Copy every one of the records below line for line, with no changes.
-------------------------
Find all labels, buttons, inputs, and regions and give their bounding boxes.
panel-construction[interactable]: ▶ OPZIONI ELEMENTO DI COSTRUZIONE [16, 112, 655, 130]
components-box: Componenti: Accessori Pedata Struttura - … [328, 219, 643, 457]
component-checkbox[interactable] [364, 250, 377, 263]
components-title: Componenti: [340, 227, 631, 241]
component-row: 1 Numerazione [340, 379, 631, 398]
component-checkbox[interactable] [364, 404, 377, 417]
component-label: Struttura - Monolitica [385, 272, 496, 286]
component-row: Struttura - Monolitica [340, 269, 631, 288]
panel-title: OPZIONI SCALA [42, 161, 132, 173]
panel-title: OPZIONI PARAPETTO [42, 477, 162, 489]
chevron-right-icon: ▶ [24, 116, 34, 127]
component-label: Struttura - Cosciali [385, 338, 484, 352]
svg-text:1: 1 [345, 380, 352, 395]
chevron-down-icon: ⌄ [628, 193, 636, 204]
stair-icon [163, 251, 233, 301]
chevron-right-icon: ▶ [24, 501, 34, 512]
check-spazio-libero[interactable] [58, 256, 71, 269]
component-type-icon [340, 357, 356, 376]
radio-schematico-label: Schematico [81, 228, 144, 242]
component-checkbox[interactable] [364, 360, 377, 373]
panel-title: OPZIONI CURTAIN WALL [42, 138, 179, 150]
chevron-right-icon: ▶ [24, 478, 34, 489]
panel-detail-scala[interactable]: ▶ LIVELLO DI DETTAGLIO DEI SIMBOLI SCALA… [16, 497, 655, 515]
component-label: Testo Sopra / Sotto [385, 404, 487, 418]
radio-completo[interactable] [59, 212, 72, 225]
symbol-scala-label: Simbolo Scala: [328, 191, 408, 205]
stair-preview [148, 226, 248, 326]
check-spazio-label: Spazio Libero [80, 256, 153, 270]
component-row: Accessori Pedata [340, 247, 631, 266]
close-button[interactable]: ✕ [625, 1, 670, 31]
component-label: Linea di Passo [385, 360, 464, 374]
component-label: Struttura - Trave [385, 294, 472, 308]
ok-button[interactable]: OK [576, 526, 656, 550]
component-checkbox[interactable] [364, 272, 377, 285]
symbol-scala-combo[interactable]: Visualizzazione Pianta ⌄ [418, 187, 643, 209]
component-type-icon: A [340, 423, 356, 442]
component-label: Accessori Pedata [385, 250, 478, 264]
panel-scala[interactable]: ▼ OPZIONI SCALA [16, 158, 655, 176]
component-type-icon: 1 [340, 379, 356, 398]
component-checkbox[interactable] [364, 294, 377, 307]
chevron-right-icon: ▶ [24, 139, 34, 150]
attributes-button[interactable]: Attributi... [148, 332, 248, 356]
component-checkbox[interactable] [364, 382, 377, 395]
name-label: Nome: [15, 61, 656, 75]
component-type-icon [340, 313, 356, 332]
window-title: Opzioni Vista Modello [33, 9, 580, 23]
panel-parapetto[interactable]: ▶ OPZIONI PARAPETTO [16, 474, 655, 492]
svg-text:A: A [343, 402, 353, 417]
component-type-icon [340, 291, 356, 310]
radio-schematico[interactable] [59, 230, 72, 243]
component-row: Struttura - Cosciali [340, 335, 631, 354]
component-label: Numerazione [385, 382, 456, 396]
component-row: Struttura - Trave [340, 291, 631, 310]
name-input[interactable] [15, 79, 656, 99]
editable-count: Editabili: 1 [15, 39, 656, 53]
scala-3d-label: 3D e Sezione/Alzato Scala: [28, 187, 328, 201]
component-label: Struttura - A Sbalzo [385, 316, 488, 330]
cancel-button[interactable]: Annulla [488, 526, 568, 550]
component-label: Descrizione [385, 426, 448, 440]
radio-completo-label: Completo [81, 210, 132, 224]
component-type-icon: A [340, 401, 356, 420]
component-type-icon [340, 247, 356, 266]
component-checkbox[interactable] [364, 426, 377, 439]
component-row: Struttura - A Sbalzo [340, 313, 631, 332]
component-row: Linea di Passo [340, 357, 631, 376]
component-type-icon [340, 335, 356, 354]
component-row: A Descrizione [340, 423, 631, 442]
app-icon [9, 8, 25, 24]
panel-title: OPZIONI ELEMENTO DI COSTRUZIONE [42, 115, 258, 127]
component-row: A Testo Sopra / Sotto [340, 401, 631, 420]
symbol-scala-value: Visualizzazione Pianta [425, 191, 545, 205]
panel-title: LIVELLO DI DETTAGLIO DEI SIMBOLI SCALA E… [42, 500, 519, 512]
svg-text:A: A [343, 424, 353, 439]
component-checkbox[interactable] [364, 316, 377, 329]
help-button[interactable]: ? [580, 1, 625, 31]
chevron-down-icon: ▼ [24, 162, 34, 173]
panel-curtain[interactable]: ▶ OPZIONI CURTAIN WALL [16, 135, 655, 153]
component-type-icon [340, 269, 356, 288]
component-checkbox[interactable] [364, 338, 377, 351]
-------------------------
● **Complete answer**:
Find all labels, buttons, inputs, and regions and give their bounding boxes.
panel-construction[interactable]: ▶ OPZIONI ELEMENTO DI COSTRUZIONE [16, 112, 655, 130]
components-box: Componenti: Accessori Pedata Struttura - … [328, 219, 643, 457]
component-checkbox[interactable] [364, 250, 377, 263]
components-title: Componenti: [340, 227, 631, 241]
component-row: 1 Numerazione [340, 379, 631, 398]
component-checkbox[interactable] [364, 404, 377, 417]
component-label: Struttura - Monolitica [385, 272, 496, 286]
component-row: Struttura - Monolitica [340, 269, 631, 288]
panel-title: OPZIONI SCALA [42, 161, 132, 173]
panel-title: OPZIONI PARAPETTO [42, 477, 162, 489]
chevron-right-icon: ▶ [24, 116, 34, 127]
component-label: Struttura - Cosciali [385, 338, 484, 352]
svg-text:1: 1 [345, 380, 352, 395]
chevron-down-icon: ⌄ [628, 193, 636, 204]
stair-icon [163, 251, 233, 301]
chevron-right-icon: ▶ [24, 501, 34, 512]
check-spazio-libero[interactable] [58, 256, 71, 269]
component-type-icon [340, 357, 356, 376]
radio-schematico-label: Schematico [81, 228, 144, 242]
component-checkbox[interactable] [364, 360, 377, 373]
panel-title: OPZIONI CURTAIN WALL [42, 138, 179, 150]
chevron-right-icon: ▶ [24, 478, 34, 489]
panel-detail-scala[interactable]: ▶ LIVELLO DI DETTAGLIO DEI SIMBOLI SCALA… [16, 497, 655, 515]
component-label: Testo Sopra / Sotto [385, 404, 487, 418]
radio-completo[interactable] [59, 212, 72, 225]
symbol-scala-label: Simbolo Scala: [328, 191, 408, 205]
stair-preview [148, 226, 248, 326]
check-spazio-label: Spazio Libero [80, 256, 153, 270]
component-row: Accessori Pedata [340, 247, 631, 266]
close-button[interactable]: ✕ [625, 1, 670, 31]
component-label: Linea di Passo [385, 360, 464, 374]
component-label: Struttura - Trave [385, 294, 472, 308]
ok-button[interactable]: OK [576, 526, 656, 550]
component-checkbox[interactable] [364, 272, 377, 285]
symbol-scala-combo[interactable]: Visualizzazione Pianta ⌄ [418, 187, 643, 209]
component-type-icon: A [340, 423, 356, 442]
component-label: Accessori Pedata [385, 250, 478, 264]
panel-scala[interactable]: ▼ OPZIONI SCALA [16, 158, 655, 176]
component-type-icon: 1 [340, 379, 356, 398]
component-checkbox[interactable] [364, 294, 377, 307]
chevron-right-icon: ▶ [24, 139, 34, 150]
attributes-button[interactable]: Attributi... [148, 332, 248, 356]
component-checkbox[interactable] [364, 382, 377, 395]
name-label: Nome: [15, 61, 656, 75]
component-type-icon [340, 313, 356, 332]
window-title: Opzioni Vista Modello [33, 9, 580, 23]
panel-parapetto[interactable]: ▶ OPZIONI PARAPETTO [16, 474, 655, 492]
svg-text:A: A [343, 402, 353, 417]
component-type-icon [340, 291, 356, 310]
radio-schematico[interactable] [59, 230, 72, 243]
component-row: Struttura - Cosciali [340, 335, 631, 354]
component-label: Numerazione [385, 382, 456, 396]
component-row: Struttura - Trave [340, 291, 631, 310]
name-input[interactable] [15, 79, 656, 99]
editable-count: Editabili: 1 [15, 39, 656, 53]
scala-3d-label: 3D e Sezione/Alzato Scala: [28, 187, 328, 201]
component-label: Struttura - A Sbalzo [385, 316, 488, 330]
cancel-button[interactable]: Annulla [488, 526, 568, 550]
component-label: Descrizione [385, 426, 448, 440]
radio-completo-label: Completo [81, 210, 132, 224]
component-type-icon: A [340, 401, 356, 420]
component-type-icon [340, 247, 356, 266]
component-checkbox[interactable] [364, 426, 377, 439]
component-row: Struttura - A Sbalzo [340, 313, 631, 332]
component-row: Linea di Passo [340, 357, 631, 376]
component-type-icon [340, 335, 356, 354]
component-row: A Descrizione [340, 423, 631, 442]
app-icon [9, 8, 25, 24]
panel-title: OPZIONI ELEMENTO DI COSTRUZIONE [42, 115, 258, 127]
component-row: A Testo Sopra / Sotto [340, 401, 631, 420]
symbol-scala-value: Visualizzazione Pianta [425, 191, 545, 205]
panel-title: LIVELLO DI DETTAGLIO DEI SIMBOLI SCALA E… [42, 500, 519, 512]
svg-text:A: A [343, 424, 353, 439]
component-checkbox[interactable] [364, 316, 377, 329]
help-button[interactable]: ? [580, 1, 625, 31]
chevron-down-icon: ▼ [24, 162, 34, 173]
panel-curtain[interactable]: ▶ OPZIONI CURTAIN WALL [16, 135, 655, 153]
component-type-icon [340, 269, 356, 288]
component-checkbox[interactable] [364, 338, 377, 351]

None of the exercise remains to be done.